* **TASK STATEMENT**:
Omit all images, then return the remaining material exactly as it stands.

* **INPUT DATA**:
----

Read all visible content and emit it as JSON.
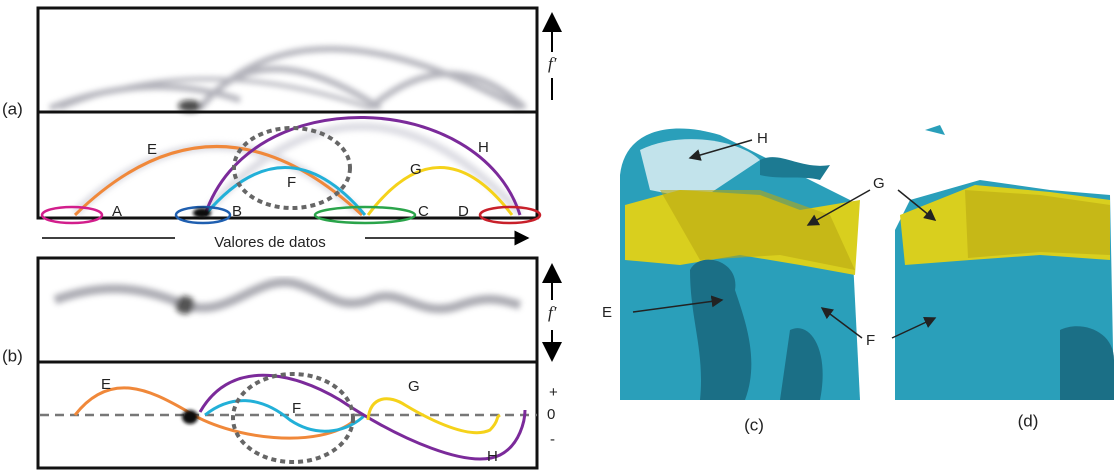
{
  "panel_a": {
    "label": "(a)",
    "axis_label": "f′",
    "curves": [
      "E",
      "F",
      "G",
      "H"
    ],
    "points": [
      "A",
      "B",
      "C",
      "D"
    ],
    "x_axis_label": "Valores de datos"
  },
  "panel_b": {
    "label": "(b)",
    "axis_label": "f′",
    "curves": [
      "E",
      "F",
      "G",
      "H"
    ],
    "sign_labels": [
      "+",
      "0",
      "-"
    ]
  },
  "panel_c": {
    "label": "(c)",
    "annotations": [
      "H",
      "G",
      "E",
      "F"
    ]
  },
  "panel_d": {
    "label": "(d)"
  }
}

----

* **COMPLETED TASK**:
Read all visible content and emit it as JSON.
{
  "panel_a": {
    "label": "(a)",
    "axis_label": "f′",
    "curves": [
      "E",
      "F",
      "G",
      "H"
    ],
    "points": [
      "A",
      "B",
      "C",
      "D"
    ],
    "x_axis_label": "Valores de datos"
  },
  "panel_b": {
    "label": "(b)",
    "axis_label": "f′",
    "curves": [
      "E",
      "F",
      "G",
      "H"
    ],
    "sign_labels": [
      "+",
      "0",
      "-"
    ]
  },
  "panel_c": {
    "label": "(c)",
    "annotations": [
      "H",
      "G",
      "E",
      "F"
    ]
  },
  "panel_d": {
    "label": "(d)"
  }
}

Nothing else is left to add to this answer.